» **WHAT YOU NEED TO DO**
Extract the complete data exactly as given.

* begin *

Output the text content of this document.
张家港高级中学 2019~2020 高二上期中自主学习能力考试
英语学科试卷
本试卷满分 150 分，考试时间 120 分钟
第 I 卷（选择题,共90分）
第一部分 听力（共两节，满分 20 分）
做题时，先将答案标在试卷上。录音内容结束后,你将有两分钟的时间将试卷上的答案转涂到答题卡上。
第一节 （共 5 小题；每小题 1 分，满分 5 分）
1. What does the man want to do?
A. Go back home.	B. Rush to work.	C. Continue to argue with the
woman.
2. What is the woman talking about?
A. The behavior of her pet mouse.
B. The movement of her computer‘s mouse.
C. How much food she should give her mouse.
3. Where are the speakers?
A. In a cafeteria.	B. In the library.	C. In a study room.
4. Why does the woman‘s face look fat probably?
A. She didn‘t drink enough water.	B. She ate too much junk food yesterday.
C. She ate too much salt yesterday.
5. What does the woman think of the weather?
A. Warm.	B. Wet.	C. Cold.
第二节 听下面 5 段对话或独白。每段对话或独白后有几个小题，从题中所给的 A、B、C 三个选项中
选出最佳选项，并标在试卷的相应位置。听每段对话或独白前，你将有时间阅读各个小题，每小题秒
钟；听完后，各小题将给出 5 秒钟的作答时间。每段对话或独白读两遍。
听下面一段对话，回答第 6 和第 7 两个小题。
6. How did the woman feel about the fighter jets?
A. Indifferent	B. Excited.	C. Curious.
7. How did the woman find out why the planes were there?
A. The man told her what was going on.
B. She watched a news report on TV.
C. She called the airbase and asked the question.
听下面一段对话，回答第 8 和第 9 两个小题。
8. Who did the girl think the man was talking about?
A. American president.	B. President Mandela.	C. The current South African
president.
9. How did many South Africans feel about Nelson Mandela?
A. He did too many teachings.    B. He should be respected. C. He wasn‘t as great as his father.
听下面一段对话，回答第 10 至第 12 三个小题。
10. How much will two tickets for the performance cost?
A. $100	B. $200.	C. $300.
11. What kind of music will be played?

* end *

» **OUTPUT FOR THIS TASK**
Output the text content of this document.
张家港高级中学 2019~2020 高二上期中自主学习能力考试
英语学科试卷
本试卷满分 150 分，考试时间 120 分钟
第 I 卷（选择题,共90分）
第一部分 听力（共两节，满分 20 分）
做题时，先将答案标在试卷上。录音内容结束后,你将有两分钟的时间将试卷上的答案转涂到答题卡上。
第一节 （共 5 小题；每小题 1 分，满分 5 分）
1. What does the man want to do?
A. Go back home.	B. Rush to work.	C. Continue to argue with the
woman.
2. What is the woman talking about?
A. The behavior of her pet mouse.
B. The movement of her computer‘s mouse.
C. How much food she should give her mouse.
3. Where are the speakers?
A. In a cafeteria.	B. In the library.	C. In a study room.
4. Why does the woman‘s face look fat probably?
A. She didn‘t drink enough water.	B. She ate too much junk food yesterday.
C. She ate too much salt yesterday.
5. What does the woman think of the weather?
A. Warm.	B. Wet.	C. Cold.
第二节 听下面 5 段对话或独白。每段对话或独白后有几个小题，从题中所给的 A、B、C 三个选项中
选出最佳选项，并标在试卷的相应位置。听每段对话或独白前，你将有时间阅读各个小题，每小题秒
钟；听完后，各小题将给出 5 秒钟的作答时间。每段对话或独白读两遍。
听下面一段对话，回答第 6 和第 7 两个小题。
6. How did the woman feel about the fighter jets?
A. Indifferent	B. Excited.	C. Curious.
7. How did the woman find out why the planes were there?
A. The man told her what was going on.
B. She watched a news report on TV.
C. She called the airbase and asked the question.
听下面一段对话，回答第 8 和第 9 两个小题。
8. Who did the girl think the man was talking about?
A. American president.	B. President Mandela.	C. The current South African
president.
9. How did many South Africans feel about Nelson Mandela?
A. He did too many teachings.    B. He should be respected. C. He wasn‘t as great as his father.
听下面一段对话，回答第 10 至第 12 三个小题。
10. How much will two tickets for the performance cost?
A. $100	B. $200.	C. $300.
11. What kind of music will be played?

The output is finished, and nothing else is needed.